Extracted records
--- Begin ---

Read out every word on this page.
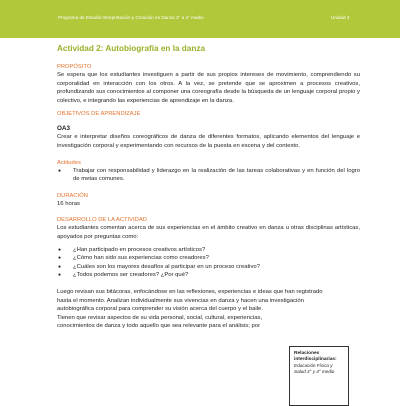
Programa de Estudio Interpretación y Creación en Danza 3° a 4° medio	Unidad 4
Actividad 2: Autobiografía en la danza
PROPÓSITO

Se espera que los estudiantes investiguen a partir de sus propios intereses de movimiento, comprendiendo su corporalidad en interacción con los otros. A la vez, se pretende que se aproximen a procesos creativos, profundizando sus conocimientos al componer una coreografía desde la búsqueda de un lenguaje corporal propio y colectivo, e integrando las experiencias de aprendizaje en la danza.

OBJETIVOS DE APRENDIZAJE
OA3

Crear e interpretar diseños coreográficos de danza de diferentes formatos, aplicando elementos del lenguaje e investigación corporal y experimentando con recursos de la puesta en escena y del contexto.

Actitudes
● Trabajar con responsabilidad y liderazgo en la realización de las tareas colaborativas y en función del logro de metas comunes.
DURACIÓN
16 horas
DESARROLLO DE LA ACTIVIDAD

Los estudiantes comentan acerca de sus experiencias en el ámbito creativo en danza u otras disciplinas artísticas, apoyados por preguntas como:

● ¿Han participado en procesos creativos artísticos?
● ¿Cómo han sido sus experiencias como creadores?
● ¿Cuáles son los mayores desafíos al participar en un proceso creativo?
● ¿Todos podemos ser creadores? ¿Por qué?
Luego revisan sus bitácoras, enfocándose en las reflexiones, experiencias e ideas que han registrado
hasta el momento. Analizan individualmente sus vivencias en danza y hacen una investigación
autobiográfica corporal para comprender su visión acerca del cuerpo y el baile.
Tienen que revisar aspectos de su vida personal, social, cultural, experiencias,
conocimientos de danza y todo aquello que sea relevante para el análisis; por
Relaciones interdisciplinarias:
Educación Física y Salud 3° y 4° medio
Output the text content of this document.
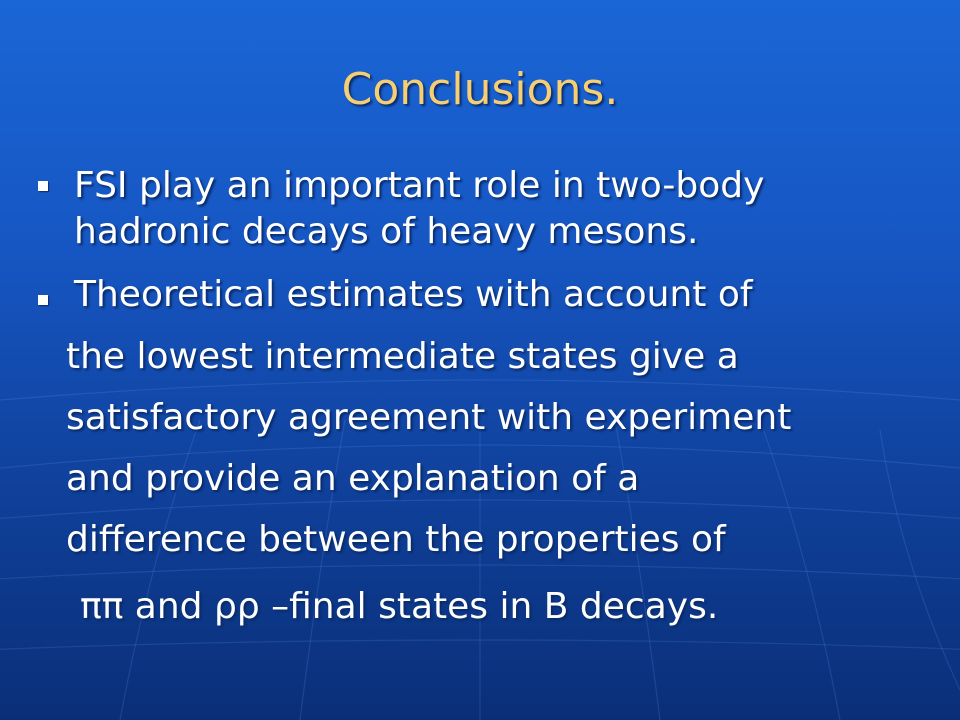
Conclusions.
FSI play an important role in two-body
hadronic decays of heavy mesons.
Theoretical estimates with account of
the lowest intermediate states give a
satisfactory agreement with experiment
and provide an explanation of a
difference between the properties of
ππ and ρρ –final states in B decays.
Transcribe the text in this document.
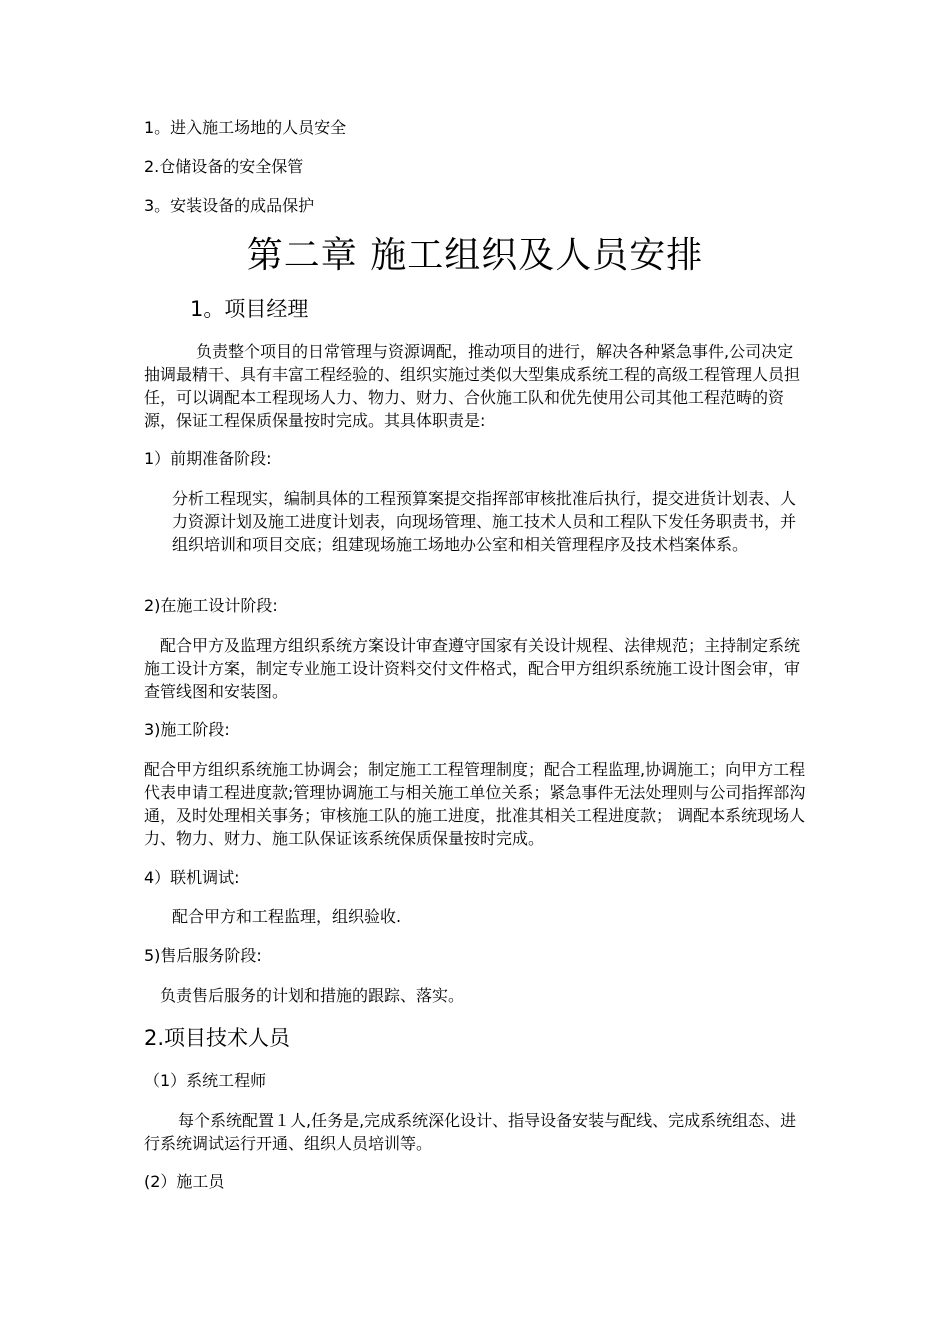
1。进入施工场地的人员安全
2.仓储设备的安全保管
3。安装设备的成品保护
第二章 施工组织及人员安排
1。项目经理
负责整个项目的日常管理与资源调配，推动项目的进行，解决各种紧急事件,公司决定抽调最精干、具有丰富工程经验的、组织实施过类似大型集成系统工程的高级工程管理人员担任，可以调配本工程现场人力、物力、财力、合伙施工队和优先使用公司其他工程范畴的资源，保证工程保质保量按时完成。其具体职责是:
1）前期准备阶段:
分析工程现实，编制具体的工程预算案提交指挥部审核批准后执行，提交进货计划表、人力资源计划及施工进度计划表，向现场管理、施工技术人员和工程队下发任务职责书，并组织培训和项目交底；组建现场施工场地办公室和相关管理程序及技术档案体系。
2)在施工设计阶段:
配合甲方及监理方组织系统方案设计审查遵守国家有关设计规程、法律规范；主持制定系统施工设计方案，制定专业施工设计资料交付文件格式，配合甲方组织系统施工设计图会审，审查管线图和安装图。
3)施工阶段:
配合甲方组织系统施工协调会；制定施工工程管理制度；配合工程监理,协调施工；向甲方工程代表申请工程进度款;管理协调施工与相关施工单位关系；紧急事件无法处理则与公司指挥部沟通，及时处理相关事务；审核施工队的施工进度，批准其相关工程进度款； 调配本系统现场人力、物力、财力、施工队保证该系统保质保量按时完成。
4）联机调试:
配合甲方和工程监理，组织验收.
5)售后服务阶段:
负责售后服务的计划和措施的跟踪、落实。
2.项目技术人员
（1）系统工程师
每个系统配置１人,任务是,完成系统深化设计、指导设备安装与配线、完成系统组态、进行系统调试运行开通、组织人员培训等。
(2）施工员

--- End ---

• **DO THIS**
Reproduce the full material exactly, excluding the pictures.

• **RESPONSE TO THIS TASK**
Read out every word on this page.
Programa de Estudio Interpretación y Creación en Danza 3° a 4° medio	Unidad 4
Actividad 2: Autobiografía en la danza
PROPÓSITO

Se espera que los estudiantes investiguen a partir de sus propios intereses de movimiento, comprendiendo su corporalidad en interacción con los otros. A la vez, se pretende que se aproximen a procesos creativos, profundizando sus conocimientos al componer una coreografía desde la búsqueda de un lenguaje corporal propio y colectivo, e integrando las experiencias de aprendizaje en la danza.

OBJETIVOS DE APRENDIZAJE
OA3

Crear e interpretar diseños coreográficos de danza de diferentes formatos, aplicando elementos del lenguaje e investigación corporal y experimentando con recursos de la puesta en escena y del contexto.

Actitudes
● Trabajar con responsabilidad y liderazgo en la realización de las tareas colaborativas y en función del logro de metas comunes.
DURACIÓN
16 horas
DESARROLLO DE LA ACTIVIDAD

Los estudiantes comentan acerca de sus experiencias en el ámbito creativo en danza u otras disciplinas artísticas, apoyados por preguntas como:

● ¿Han participado en procesos creativos artísticos?
● ¿Cómo han sido sus experiencias como creadores?
● ¿Cuáles son los mayores desafíos al participar en un proceso creativo?
● ¿Todos podemos ser creadores? ¿Por qué?
Luego revisan sus bitácoras, enfocándose en las reflexiones, experiencias e ideas que han registrado
hasta el momento. Analizan individualmente sus vivencias en danza y hacen una investigación
autobiográfica corporal para comprender su visión acerca del cuerpo y el baile.
Tienen que revisar aspectos de su vida personal, social, cultural, experiencias,
conocimientos de danza y todo aquello que sea relevante para el análisis; por
Relaciones interdisciplinarias:
Educación Física y Salud 3° y 4° medio
Output the text content of this document.
Conclusions.
FSI play an important role in two-body
hadronic decays of heavy mesons.
Theoretical estimates with account of
the lowest intermediate states give a
satisfactory agreement with experiment
and provide an explanation of a
difference between the properties of
ππ and ρρ –final states in B decays.
Transcribe the text in this document.
1。进入施工场地的人员安全
2.仓储设备的安全保管
3。安装设备的成品保护
第二章 施工组织及人员安排
1。项目经理
负责整个项目的日常管理与资源调配，推动项目的进行，解决各种紧急事件,公司决定抽调最精干、具有丰富工程经验的、组织实施过类似大型集成系统工程的高级工程管理人员担任，可以调配本工程现场人力、物力、财力、合伙施工队和优先使用公司其他工程范畴的资源，保证工程保质保量按时完成。其具体职责是:
1）前期准备阶段:
分析工程现实，编制具体的工程预算案提交指挥部审核批准后执行，提交进货计划表、人力资源计划及施工进度计划表，向现场管理、施工技术人员和工程队下发任务职责书，并组织培训和项目交底；组建现场施工场地办公室和相关管理程序及技术档案体系。
2)在施工设计阶段:
配合甲方及监理方组织系统方案设计审查遵守国家有关设计规程、法律规范；主持制定系统施工设计方案，制定专业施工设计资料交付文件格式，配合甲方组织系统施工设计图会审，审查管线图和安装图。
3)施工阶段:
配合甲方组织系统施工协调会；制定施工工程管理制度；配合工程监理,协调施工；向甲方工程代表申请工程进度款;管理协调施工与相关施工单位关系；紧急事件无法处理则与公司指挥部沟通，及时处理相关事务；审核施工队的施工进度，批准其相关工程进度款； 调配本系统现场人力、物力、财力、施工队保证该系统保质保量按时完成。
4）联机调试:
配合甲方和工程监理，组织验收.
5)售后服务阶段:
负责售后服务的计划和措施的跟踪、落实。
2.项目技术人员
（1）系统工程师
每个系统配置１人,任务是,完成系统深化设计、指导设备安装与配线、完成系统组态、进行系统调试运行开通、组织人员培训等。
(2）施工员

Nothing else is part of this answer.